■ **Description of the task**: Each entry here needs to be set down again exactly, please; pictures are left out.

(Recorded data)

▬▬▬▬▬▬▬▬▬▬

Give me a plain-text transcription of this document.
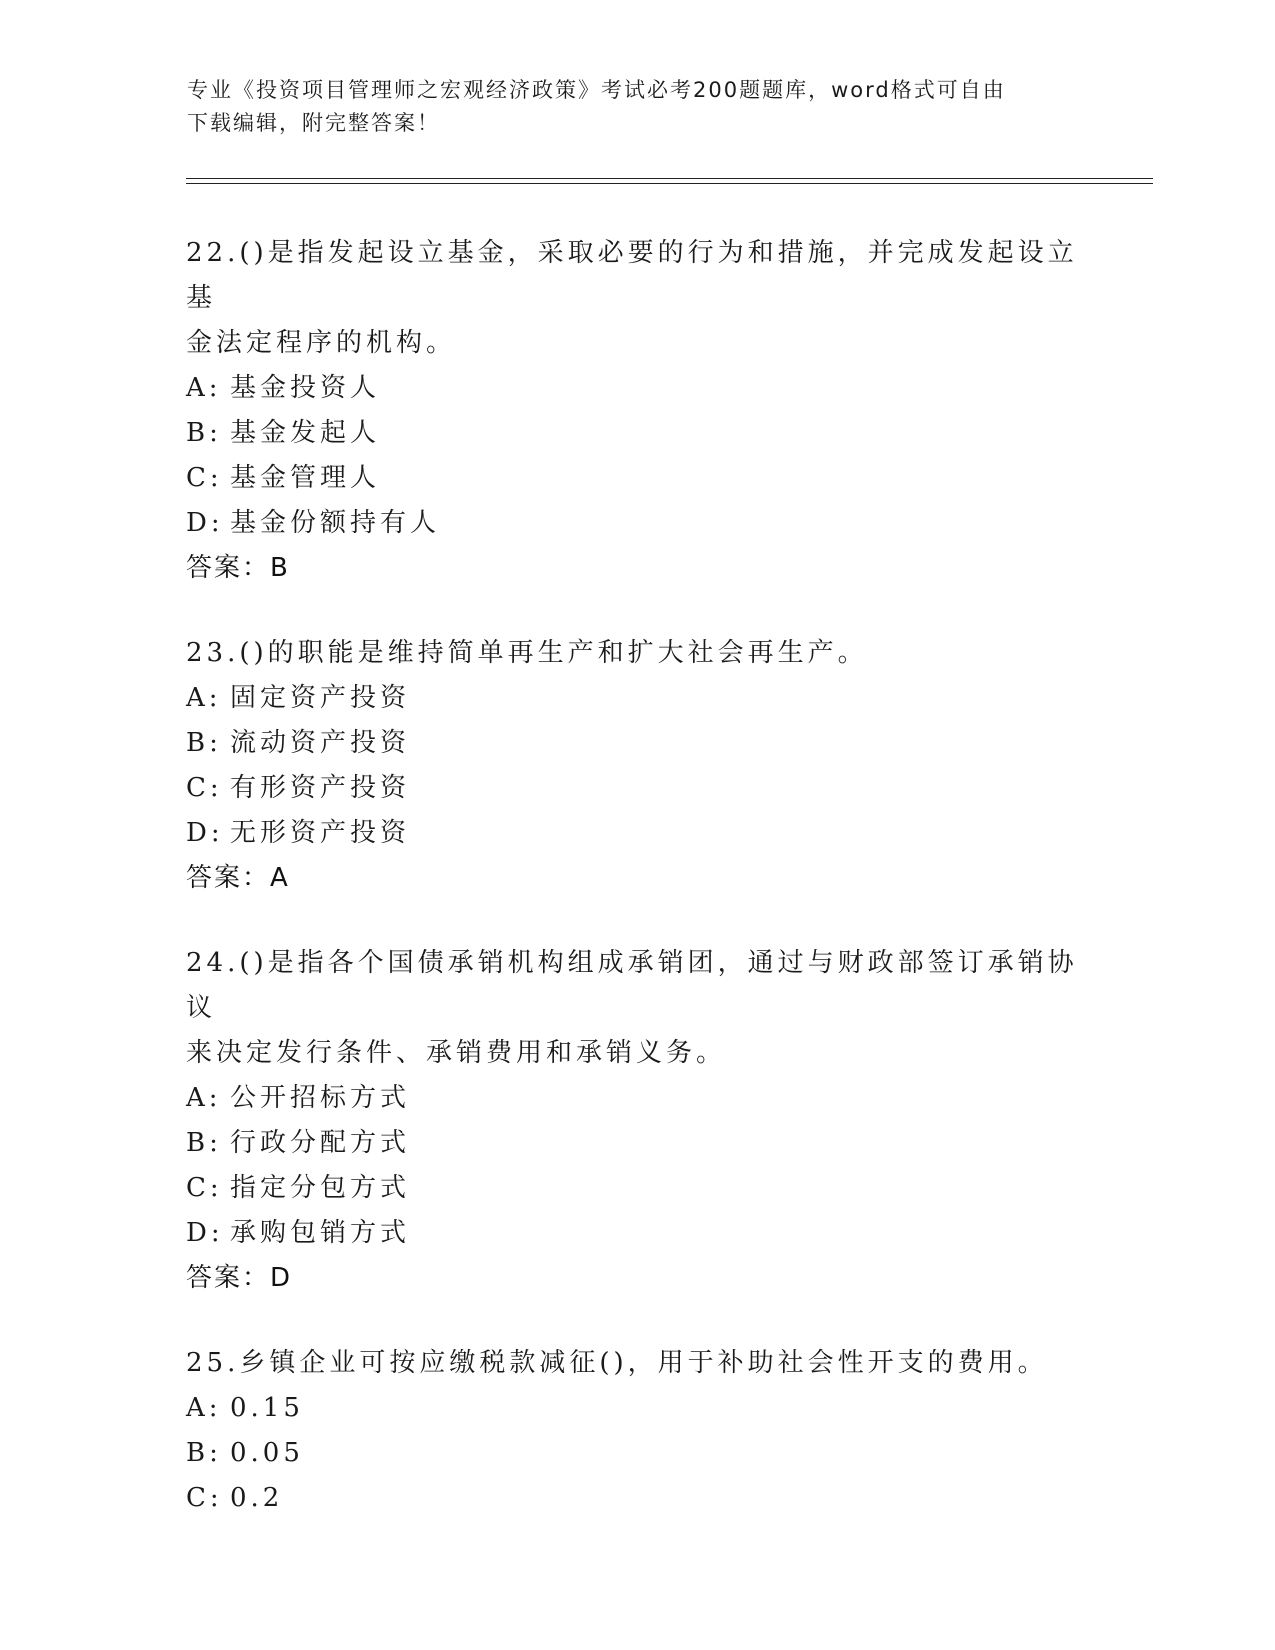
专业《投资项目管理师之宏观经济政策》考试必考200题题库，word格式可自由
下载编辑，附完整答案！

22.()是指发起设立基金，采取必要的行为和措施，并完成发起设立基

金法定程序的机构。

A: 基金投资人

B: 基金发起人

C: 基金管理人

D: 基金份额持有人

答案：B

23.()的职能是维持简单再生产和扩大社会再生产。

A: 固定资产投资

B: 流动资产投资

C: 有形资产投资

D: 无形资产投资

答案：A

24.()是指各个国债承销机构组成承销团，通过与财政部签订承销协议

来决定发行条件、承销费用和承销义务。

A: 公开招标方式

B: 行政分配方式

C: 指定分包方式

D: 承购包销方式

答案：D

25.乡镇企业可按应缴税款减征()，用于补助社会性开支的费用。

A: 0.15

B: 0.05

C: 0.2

▬▬▬▬▬▬▬▬▬▬

■ **Solved exercise**:
Give me a plain-text transcription of this document.
专业《投资项目管理师之宏观经济政策》考试必考200题题库，word格式可自由
下载编辑，附完整答案！

22.()是指发起设立基金，采取必要的行为和措施，并完成发起设立基

金法定程序的机构。

A: 基金投资人

B: 基金发起人

C: 基金管理人

D: 基金份额持有人

答案：B

23.()的职能是维持简单再生产和扩大社会再生产。

A: 固定资产投资

B: 流动资产投资

C: 有形资产投资

D: 无形资产投资

答案：A

24.()是指各个国债承销机构组成承销团，通过与财政部签订承销协议

来决定发行条件、承销费用和承销义务。

A: 公开招标方式

B: 行政分配方式

C: 指定分包方式

D: 承购包销方式

答案：D

25.乡镇企业可按应缴税款减征()，用于补助社会性开支的费用。

A: 0.15

B: 0.05

C: 0.2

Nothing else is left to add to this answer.